_Written task:_ Reproduce each line from the records that holds "text".
start Dataset
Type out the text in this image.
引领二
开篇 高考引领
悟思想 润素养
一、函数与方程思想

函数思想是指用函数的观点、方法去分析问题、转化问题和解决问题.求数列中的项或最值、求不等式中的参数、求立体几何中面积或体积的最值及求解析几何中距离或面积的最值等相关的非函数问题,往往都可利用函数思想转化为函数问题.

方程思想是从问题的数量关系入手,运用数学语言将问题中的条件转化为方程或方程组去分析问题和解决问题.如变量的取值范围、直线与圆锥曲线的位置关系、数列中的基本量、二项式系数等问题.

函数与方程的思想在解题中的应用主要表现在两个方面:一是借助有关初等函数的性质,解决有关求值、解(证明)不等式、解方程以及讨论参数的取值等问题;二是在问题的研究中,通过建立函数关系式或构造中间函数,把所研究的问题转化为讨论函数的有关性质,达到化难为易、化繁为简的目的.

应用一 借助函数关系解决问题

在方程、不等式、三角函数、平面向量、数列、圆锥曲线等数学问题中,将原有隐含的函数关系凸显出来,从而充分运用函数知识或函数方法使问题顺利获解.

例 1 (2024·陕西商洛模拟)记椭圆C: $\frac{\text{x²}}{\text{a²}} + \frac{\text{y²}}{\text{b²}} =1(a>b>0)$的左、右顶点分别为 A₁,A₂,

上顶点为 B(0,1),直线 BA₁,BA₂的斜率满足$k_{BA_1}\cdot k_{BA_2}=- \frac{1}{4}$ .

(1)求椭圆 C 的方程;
end Dataset
_Written solution:_
Type out the text in this image.
例 1 (2024·陕西商洛模拟)记椭圆C: $\frac{\text{x²}}{\text{a²}} + \frac{\text{y²}}{\text{b²}} =1(a>b>0)$的左、右顶点分别为 A₁,A₂,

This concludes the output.